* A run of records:
* Start *

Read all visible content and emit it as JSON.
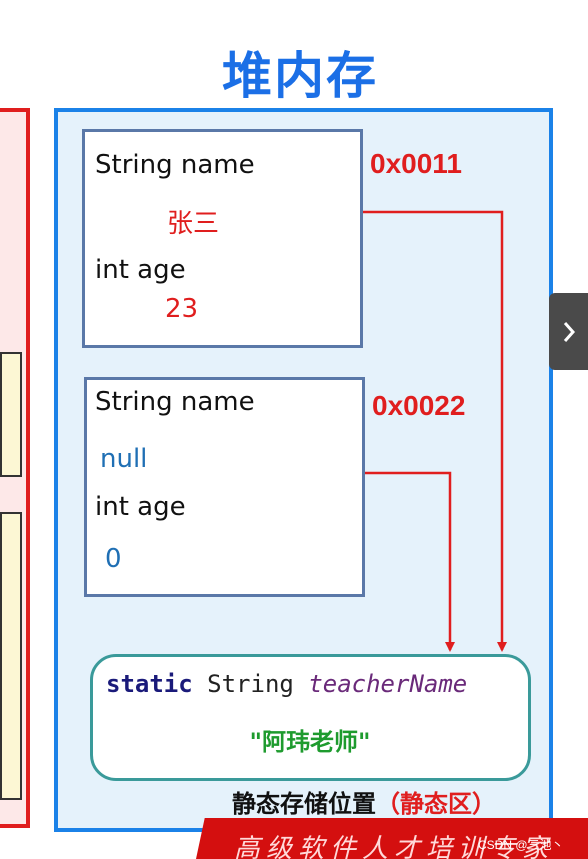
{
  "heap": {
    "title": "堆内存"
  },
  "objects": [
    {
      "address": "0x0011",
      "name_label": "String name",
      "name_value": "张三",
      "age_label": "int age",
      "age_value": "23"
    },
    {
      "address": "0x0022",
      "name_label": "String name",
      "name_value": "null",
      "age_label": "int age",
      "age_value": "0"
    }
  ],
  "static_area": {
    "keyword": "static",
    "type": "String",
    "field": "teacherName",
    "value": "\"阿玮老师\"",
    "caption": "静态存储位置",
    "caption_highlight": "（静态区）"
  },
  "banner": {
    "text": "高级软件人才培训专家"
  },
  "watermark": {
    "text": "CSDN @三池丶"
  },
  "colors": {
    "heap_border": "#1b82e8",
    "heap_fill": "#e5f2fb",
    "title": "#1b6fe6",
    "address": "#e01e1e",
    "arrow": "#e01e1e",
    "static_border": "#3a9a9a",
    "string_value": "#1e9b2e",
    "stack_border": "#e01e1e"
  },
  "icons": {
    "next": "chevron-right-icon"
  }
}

* End *
* Start *

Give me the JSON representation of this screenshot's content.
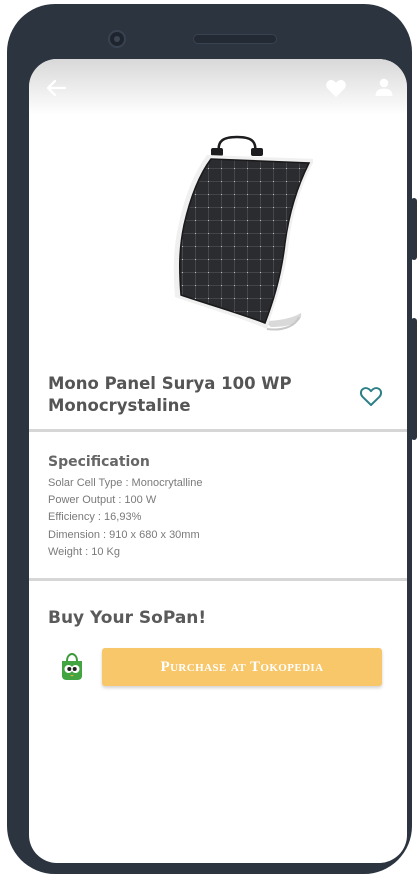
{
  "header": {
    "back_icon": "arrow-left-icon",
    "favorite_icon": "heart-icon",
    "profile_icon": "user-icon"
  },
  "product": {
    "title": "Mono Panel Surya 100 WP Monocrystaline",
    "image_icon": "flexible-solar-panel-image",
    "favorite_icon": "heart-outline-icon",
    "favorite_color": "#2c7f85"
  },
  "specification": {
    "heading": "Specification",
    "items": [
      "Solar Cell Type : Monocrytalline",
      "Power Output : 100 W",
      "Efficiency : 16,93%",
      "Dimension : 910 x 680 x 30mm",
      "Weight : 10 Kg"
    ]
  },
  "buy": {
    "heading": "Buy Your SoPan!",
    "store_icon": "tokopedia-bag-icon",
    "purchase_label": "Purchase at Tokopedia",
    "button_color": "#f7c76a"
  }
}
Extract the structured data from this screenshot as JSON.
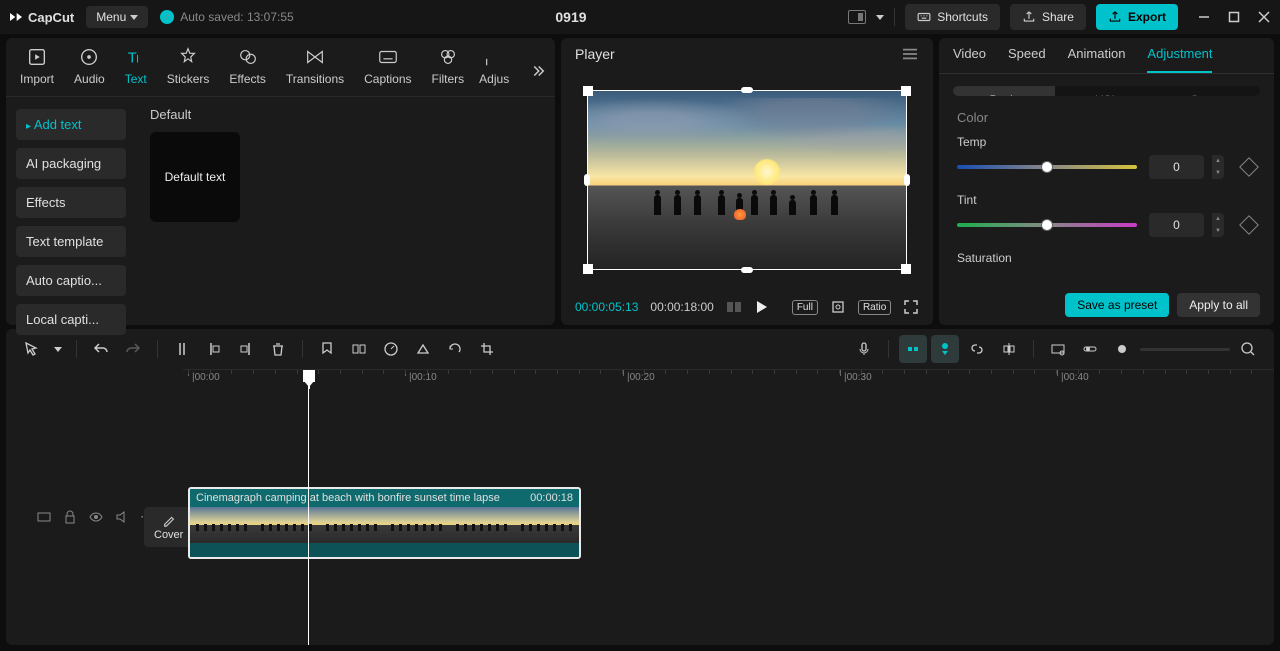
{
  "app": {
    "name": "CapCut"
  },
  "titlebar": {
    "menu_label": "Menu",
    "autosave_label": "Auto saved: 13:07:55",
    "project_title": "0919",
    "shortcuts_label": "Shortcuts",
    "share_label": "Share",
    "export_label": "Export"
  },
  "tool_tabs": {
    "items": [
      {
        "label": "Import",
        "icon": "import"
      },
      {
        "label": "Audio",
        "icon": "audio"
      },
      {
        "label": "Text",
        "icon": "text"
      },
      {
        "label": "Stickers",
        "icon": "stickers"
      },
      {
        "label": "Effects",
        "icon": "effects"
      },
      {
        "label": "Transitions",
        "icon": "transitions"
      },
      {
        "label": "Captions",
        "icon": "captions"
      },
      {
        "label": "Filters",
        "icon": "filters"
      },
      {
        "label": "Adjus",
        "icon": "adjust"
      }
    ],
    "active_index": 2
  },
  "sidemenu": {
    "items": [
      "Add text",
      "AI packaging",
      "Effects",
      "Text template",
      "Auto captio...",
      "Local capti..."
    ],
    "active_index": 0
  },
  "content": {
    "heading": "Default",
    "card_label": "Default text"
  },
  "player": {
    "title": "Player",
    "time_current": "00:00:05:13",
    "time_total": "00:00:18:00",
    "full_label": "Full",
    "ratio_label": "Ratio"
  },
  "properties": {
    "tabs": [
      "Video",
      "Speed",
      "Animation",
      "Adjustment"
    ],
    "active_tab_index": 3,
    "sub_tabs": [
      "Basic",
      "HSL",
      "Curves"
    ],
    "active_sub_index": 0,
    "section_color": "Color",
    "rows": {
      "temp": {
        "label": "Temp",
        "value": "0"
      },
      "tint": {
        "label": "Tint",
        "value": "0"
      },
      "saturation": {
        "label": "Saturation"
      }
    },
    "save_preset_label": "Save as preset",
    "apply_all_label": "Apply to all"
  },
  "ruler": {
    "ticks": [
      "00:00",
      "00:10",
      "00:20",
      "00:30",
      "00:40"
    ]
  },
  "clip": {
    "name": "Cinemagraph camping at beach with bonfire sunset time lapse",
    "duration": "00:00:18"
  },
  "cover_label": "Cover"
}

* End *

* WHAT TO WORK ON: Search the entries for the word "screenshot" and copy every line that has it.

* CORRECT OUTPUT:
Give me the JSON representation of this screenshot's content.
Extract the structured data from this screenshot as JSON.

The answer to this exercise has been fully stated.